§ Problem
From the entries that follow, list every line in which the string "della" appears.

**** Stored rows ****

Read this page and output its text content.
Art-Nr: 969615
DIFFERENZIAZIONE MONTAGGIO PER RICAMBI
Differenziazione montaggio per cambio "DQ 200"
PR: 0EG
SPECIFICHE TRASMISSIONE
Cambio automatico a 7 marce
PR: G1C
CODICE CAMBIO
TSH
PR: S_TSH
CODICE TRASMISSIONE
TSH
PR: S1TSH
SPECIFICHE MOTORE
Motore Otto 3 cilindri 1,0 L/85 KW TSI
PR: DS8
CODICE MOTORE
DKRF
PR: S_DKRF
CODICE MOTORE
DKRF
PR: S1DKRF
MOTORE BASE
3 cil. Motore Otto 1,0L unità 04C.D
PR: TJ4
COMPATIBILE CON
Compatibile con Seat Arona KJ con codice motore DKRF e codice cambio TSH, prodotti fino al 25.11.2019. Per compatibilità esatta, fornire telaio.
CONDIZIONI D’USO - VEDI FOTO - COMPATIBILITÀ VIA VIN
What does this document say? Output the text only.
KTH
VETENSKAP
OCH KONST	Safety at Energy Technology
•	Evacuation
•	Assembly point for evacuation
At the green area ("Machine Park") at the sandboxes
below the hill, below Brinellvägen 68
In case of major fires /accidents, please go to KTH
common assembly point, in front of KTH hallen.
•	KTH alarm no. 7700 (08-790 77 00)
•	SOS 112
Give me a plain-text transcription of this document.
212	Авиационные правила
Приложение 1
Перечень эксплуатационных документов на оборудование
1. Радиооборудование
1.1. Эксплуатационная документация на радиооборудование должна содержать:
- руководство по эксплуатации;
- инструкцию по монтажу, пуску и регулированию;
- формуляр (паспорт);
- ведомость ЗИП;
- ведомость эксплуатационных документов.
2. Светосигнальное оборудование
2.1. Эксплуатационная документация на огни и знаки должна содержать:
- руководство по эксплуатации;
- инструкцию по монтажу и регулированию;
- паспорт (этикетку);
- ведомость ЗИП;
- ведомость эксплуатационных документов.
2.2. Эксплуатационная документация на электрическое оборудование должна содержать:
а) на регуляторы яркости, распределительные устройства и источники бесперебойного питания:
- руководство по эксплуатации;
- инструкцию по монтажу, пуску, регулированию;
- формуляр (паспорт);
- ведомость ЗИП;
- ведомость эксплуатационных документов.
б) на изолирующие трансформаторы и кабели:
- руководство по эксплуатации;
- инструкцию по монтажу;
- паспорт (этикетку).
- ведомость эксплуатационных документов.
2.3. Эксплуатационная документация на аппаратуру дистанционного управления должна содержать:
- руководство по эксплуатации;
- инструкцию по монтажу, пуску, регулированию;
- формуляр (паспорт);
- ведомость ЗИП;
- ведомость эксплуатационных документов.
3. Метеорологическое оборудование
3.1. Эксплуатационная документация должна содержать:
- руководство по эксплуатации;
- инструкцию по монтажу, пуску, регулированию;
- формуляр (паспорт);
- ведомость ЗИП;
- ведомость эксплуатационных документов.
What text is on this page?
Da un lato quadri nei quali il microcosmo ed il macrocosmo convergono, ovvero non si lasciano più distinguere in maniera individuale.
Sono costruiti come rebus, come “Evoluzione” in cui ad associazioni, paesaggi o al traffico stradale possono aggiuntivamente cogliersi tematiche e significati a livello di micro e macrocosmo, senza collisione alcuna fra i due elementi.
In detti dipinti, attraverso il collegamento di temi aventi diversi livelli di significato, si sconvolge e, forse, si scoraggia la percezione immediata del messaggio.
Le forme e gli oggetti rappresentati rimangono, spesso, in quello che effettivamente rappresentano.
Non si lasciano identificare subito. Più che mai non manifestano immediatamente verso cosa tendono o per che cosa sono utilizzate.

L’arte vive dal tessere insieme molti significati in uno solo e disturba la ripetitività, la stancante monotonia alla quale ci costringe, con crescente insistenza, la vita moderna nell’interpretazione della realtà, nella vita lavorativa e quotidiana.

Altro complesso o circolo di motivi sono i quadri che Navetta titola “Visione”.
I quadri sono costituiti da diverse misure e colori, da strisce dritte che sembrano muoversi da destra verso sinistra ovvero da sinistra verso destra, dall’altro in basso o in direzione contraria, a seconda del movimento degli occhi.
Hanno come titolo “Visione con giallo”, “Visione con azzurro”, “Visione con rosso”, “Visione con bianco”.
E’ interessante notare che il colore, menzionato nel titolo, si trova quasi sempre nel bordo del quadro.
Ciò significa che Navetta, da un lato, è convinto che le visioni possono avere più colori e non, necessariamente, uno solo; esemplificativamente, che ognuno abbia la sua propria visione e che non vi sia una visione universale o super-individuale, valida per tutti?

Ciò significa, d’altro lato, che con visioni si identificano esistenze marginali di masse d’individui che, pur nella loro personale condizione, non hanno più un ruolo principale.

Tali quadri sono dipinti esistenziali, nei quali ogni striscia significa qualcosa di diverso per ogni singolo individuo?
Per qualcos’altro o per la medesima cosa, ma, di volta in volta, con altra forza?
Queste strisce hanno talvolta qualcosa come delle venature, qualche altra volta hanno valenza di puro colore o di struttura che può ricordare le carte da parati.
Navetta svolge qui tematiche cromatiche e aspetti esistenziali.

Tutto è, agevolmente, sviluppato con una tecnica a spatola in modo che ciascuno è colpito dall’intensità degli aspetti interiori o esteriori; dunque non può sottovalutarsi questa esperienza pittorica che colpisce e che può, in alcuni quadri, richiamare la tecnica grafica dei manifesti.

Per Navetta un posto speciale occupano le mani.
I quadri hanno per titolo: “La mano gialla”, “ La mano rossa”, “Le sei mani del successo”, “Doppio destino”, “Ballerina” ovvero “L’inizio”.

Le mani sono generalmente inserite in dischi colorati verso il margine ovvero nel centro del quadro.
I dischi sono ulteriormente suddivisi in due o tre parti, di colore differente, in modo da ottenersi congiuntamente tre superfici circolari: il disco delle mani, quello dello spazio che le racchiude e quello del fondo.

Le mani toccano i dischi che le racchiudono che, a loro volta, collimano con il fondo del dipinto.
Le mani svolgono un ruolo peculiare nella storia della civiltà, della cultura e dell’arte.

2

****

§ Output below
L’arte vive dal tessere insieme molti significati in uno solo e disturba la ripetitività, la stancante monotonia alla quale ci costringe, con crescente insistenza, la vita moderna nell’interpretazione della realtà, nella vita lavorativa e quotidiana.
Le mani svolgono un ruolo peculiare nella storia della civiltà, della cultura e dell’arte.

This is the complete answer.